#### PROBLEM TO WORK ON
Search the records for "thin". Copy every line where it appears.

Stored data
──────
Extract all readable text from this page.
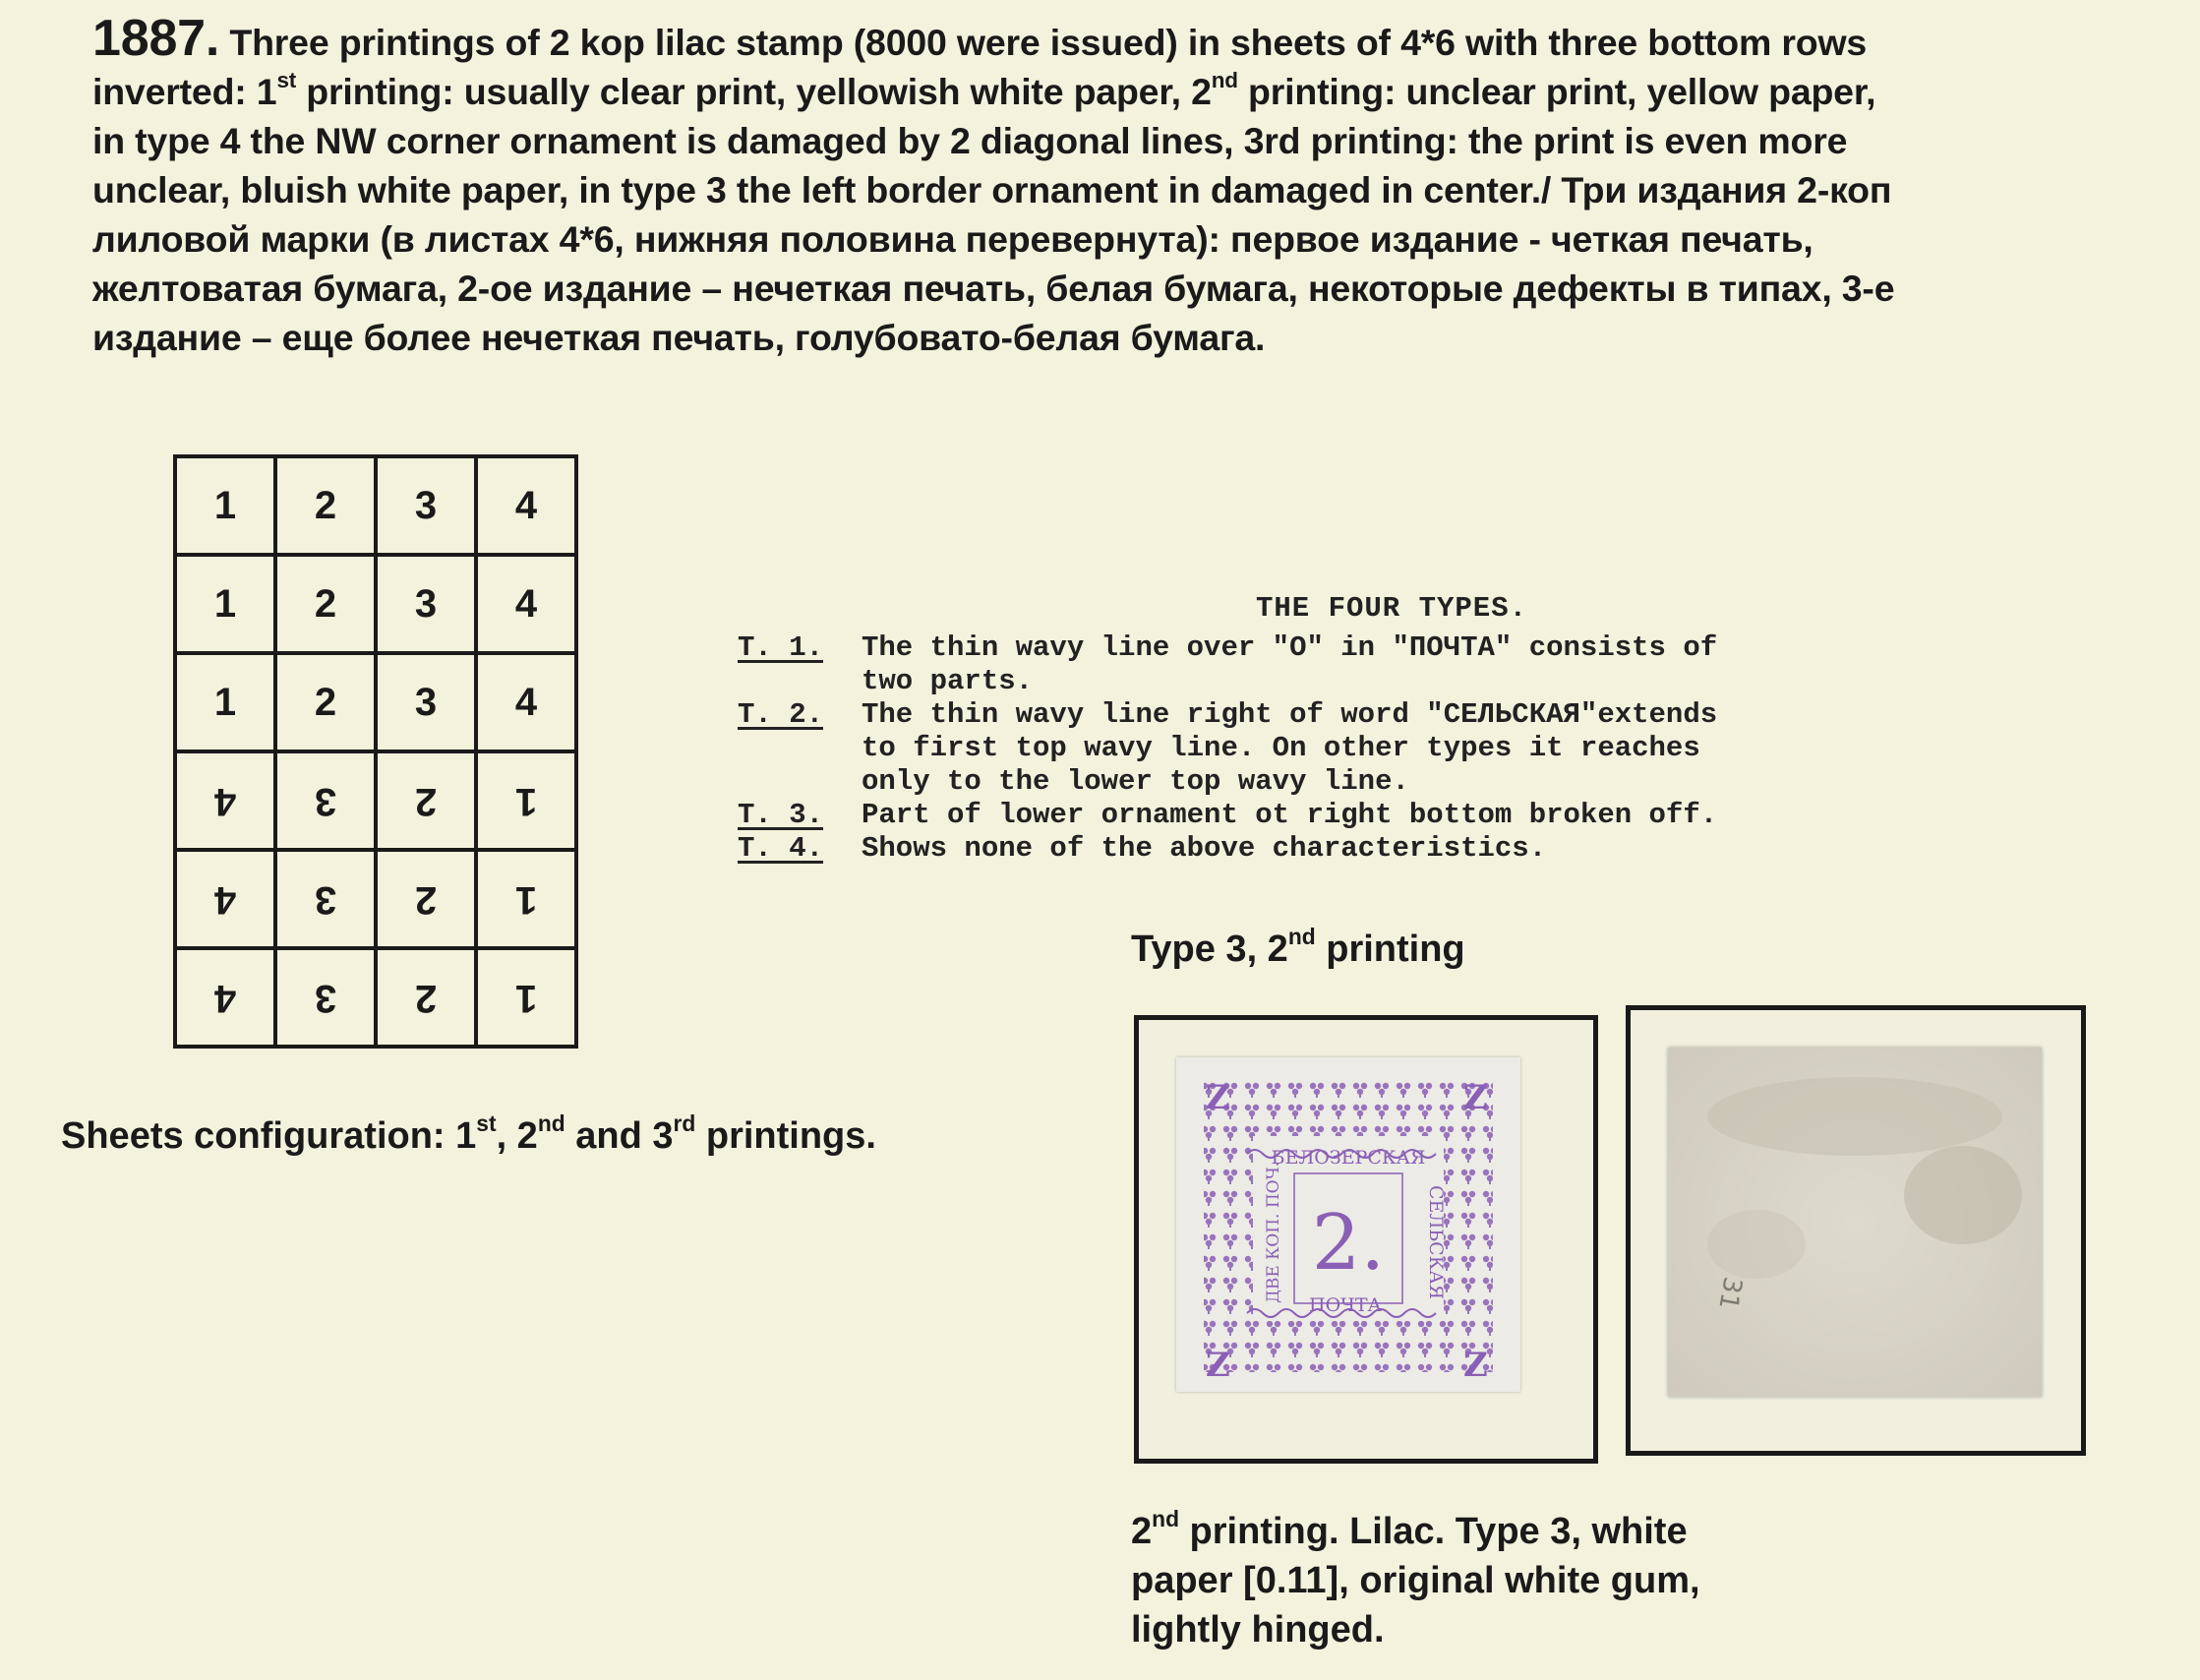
1887. Three printings of 2 kop lilac stamp (8000 were issued) in sheets of 4*6 with three bottom rows
inverted: 1st printing: usually clear print, yellowish white paper, 2nd printing: unclear print, yellow paper,
in type 4 the NW corner ornament is damaged by 2 diagonal lines, 3rd printing: the print is even more
unclear, bluish white paper, in type 3 the left border ornament in damaged in center./ Три издания 2-коп
лиловой марки (в листах 4*6, нижняя половина перевернута): первое издание - четкая печать,
желтоватая бумага, 2-ое издание – нечеткая печать, белая бумага, некоторые дефекты в типах, 3-е
издание – еще более нечеткая печать, голубовато-белая бумага.
1	2	3	4
1	2	3	4
1	2	3	4
4	3	2	1
4	3	2	1
4	3	2	1
Sheets configuration: 1st, 2nd and 3rd printings.
THE FOUR TYPES.
T. 1.	The thin wavy line over "O" in "ПОЧТА" consists of
two parts.
T. 2.	The thin wavy line right of word "СЕЛЬСКАЯ"extends
to first top wavy line. On other types it reaches
only to the lower top wavy line.
T. 3.	Part of lower ornament ot right bottom broken off.
T. 4.	Shows none of the above characteristics.
Type 3, 2nd printing
Z	Z
Z	Z
БЕЛОЗЕРСКАЯ
2.
ПОЧТА.
СЕЛЬСКАЯ
ДВЕ КОП. ПОЧ.	31
2nd printing. Lilac. Type 3, white
paper [0.11], original white gum,
lightly hinged.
──────
#### THE COMPLETED TASK
T. 1.	The thin wavy line over "O" in "ПОЧТА" consists of
T. 2.	The thin wavy line right of word "СЕЛЬСКАЯ"extends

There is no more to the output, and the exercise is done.